### Records from a data collection
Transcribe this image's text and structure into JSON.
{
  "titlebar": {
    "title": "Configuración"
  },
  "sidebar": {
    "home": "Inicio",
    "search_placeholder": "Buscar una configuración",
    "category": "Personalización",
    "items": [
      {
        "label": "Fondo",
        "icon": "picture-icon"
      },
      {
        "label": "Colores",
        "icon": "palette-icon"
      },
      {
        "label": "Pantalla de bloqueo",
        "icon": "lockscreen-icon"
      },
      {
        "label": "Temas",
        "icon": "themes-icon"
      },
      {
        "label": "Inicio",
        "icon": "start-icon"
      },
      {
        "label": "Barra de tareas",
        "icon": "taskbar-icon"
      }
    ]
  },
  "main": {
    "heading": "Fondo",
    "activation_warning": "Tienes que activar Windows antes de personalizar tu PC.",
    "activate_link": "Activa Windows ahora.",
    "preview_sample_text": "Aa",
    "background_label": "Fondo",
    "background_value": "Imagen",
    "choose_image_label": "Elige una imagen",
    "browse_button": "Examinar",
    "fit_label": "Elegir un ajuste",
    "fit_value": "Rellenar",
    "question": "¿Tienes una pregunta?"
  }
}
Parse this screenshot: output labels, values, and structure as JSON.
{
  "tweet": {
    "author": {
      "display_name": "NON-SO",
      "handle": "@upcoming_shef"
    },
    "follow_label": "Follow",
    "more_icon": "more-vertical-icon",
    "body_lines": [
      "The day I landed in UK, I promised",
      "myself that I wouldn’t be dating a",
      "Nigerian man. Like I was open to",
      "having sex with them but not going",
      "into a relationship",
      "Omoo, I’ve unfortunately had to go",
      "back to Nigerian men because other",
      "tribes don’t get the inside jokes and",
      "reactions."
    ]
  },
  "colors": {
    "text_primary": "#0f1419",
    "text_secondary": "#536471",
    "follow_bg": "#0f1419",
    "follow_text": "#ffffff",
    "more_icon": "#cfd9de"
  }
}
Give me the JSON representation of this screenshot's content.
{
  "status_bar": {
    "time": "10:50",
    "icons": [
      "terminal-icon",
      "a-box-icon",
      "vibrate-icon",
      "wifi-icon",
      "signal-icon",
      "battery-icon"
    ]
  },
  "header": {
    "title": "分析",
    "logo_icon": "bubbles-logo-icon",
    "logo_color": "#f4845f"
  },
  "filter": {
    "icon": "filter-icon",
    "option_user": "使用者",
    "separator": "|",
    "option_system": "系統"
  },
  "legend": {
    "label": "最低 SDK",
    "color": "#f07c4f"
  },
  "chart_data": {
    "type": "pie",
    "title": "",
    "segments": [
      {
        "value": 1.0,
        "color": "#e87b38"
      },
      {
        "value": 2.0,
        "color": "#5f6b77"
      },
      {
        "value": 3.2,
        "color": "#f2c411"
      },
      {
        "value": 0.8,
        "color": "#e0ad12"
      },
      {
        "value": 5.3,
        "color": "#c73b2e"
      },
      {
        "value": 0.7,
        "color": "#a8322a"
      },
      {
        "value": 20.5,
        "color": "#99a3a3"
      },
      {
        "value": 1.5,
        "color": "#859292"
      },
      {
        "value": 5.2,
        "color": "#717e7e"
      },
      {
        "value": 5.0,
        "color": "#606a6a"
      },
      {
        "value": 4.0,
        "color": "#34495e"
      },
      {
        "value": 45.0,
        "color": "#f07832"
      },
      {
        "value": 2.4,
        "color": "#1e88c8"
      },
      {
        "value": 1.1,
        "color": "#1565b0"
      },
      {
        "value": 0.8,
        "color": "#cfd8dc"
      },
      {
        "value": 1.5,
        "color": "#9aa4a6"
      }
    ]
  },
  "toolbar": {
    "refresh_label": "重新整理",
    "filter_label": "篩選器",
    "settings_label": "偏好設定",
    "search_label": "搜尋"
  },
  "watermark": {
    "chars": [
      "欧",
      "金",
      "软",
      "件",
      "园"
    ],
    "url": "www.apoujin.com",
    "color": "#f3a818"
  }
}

### WORK INSTRUCTIONS
Could you transcribe the records in full, exactly?

### RESULT BELOW
Transcribe this image's text and structure into JSON.
{
  "titlebar": {
    "title": "Configuración"
  },
  "sidebar": {
    "home": "Inicio",
    "search_placeholder": "Buscar una configuración",
    "category": "Personalización",
    "items": [
      {
        "label": "Fondo",
        "icon": "picture-icon"
      },
      {
        "label": "Colores",
        "icon": "palette-icon"
      },
      {
        "label": "Pantalla de bloqueo",
        "icon": "lockscreen-icon"
      },
      {
        "label": "Temas",
        "icon": "themes-icon"
      },
      {
        "label": "Inicio",
        "icon": "start-icon"
      },
      {
        "label": "Barra de tareas",
        "icon": "taskbar-icon"
      }
    ]
  },
  "main": {
    "heading": "Fondo",
    "activation_warning": "Tienes que activar Windows antes de personalizar tu PC.",
    "activate_link": "Activa Windows ahora.",
    "preview_sample_text": "Aa",
    "background_label": "Fondo",
    "background_value": "Imagen",
    "choose_image_label": "Elige una imagen",
    "browse_button": "Examinar",
    "fit_label": "Elegir un ajuste",
    "fit_value": "Rellenar",
    "question": "¿Tienes una pregunta?"
  }
}
Parse this screenshot: output labels, values, and structure as JSON.
{
  "tweet": {
    "author": {
      "display_name": "NON-SO",
      "handle": "@upcoming_shef"
    },
    "follow_label": "Follow",
    "more_icon": "more-vertical-icon",
    "body_lines": [
      "The day I landed in UK, I promised",
      "myself that I wouldn’t be dating a",
      "Nigerian man. Like I was open to",
      "having sex with them but not going",
      "into a relationship",
      "Omoo, I’ve unfortunately had to go",
      "back to Nigerian men because other",
      "tribes don’t get the inside jokes and",
      "reactions."
    ]
  },
  "colors": {
    "text_primary": "#0f1419",
    "text_secondary": "#536471",
    "follow_bg": "#0f1419",
    "follow_text": "#ffffff",
    "more_icon": "#cfd9de"
  }
}
Give me the JSON representation of this screenshot's content.
{
  "status_bar": {
    "time": "10:50",
    "icons": [
      "terminal-icon",
      "a-box-icon",
      "vibrate-icon",
      "wifi-icon",
      "signal-icon",
      "battery-icon"
    ]
  },
  "header": {
    "title": "分析",
    "logo_icon": "bubbles-logo-icon",
    "logo_color": "#f4845f"
  },
  "filter": {
    "icon": "filter-icon",
    "option_user": "使用者",
    "separator": "|",
    "option_system": "系統"
  },
  "legend": {
    "label": "最低 SDK",
    "color": "#f07c4f"
  },
  "chart_data": {
    "type": "pie",
    "title": "",
    "segments": [
      {
        "value": 1.0,
        "color": "#e87b38"
      },
      {
        "value": 2.0,
        "color": "#5f6b77"
      },
      {
        "value": 3.2,
        "color": "#f2c411"
      },
      {
        "value": 0.8,
        "color": "#e0ad12"
      },
      {
        "value": 5.3,
        "color": "#c73b2e"
      },
      {
        "value": 0.7,
        "color": "#a8322a"
      },
      {
        "value": 20.5,
        "color": "#99a3a3"
      },
      {
        "value": 1.5,
        "color": "#859292"
      },
      {
        "value": 5.2,
        "color": "#717e7e"
      },
      {
        "value": 5.0,
        "color": "#606a6a"
      },
      {
        "value": 4.0,
        "color": "#34495e"
      },
      {
        "value": 45.0,
        "color": "#f07832"
      },
      {
        "value": 2.4,
        "color": "#1e88c8"
      },
      {
        "value": 1.1,
        "color": "#1565b0"
      },
      {
        "value": 0.8,
        "color": "#cfd8dc"
      },
      {
        "value": 1.5,
        "color": "#9aa4a6"
      }
    ]
  },
  "toolbar": {
    "refresh_label": "重新整理",
    "filter_label": "篩選器",
    "settings_label": "偏好設定",
    "search_label": "搜尋"
  },
  "watermark": {
    "chars": [
      "欧",
      "金",
      "软",
      "件",
      "园"
    ],
    "url": "www.apoujin.com",
    "color": "#f3a818"
  }
}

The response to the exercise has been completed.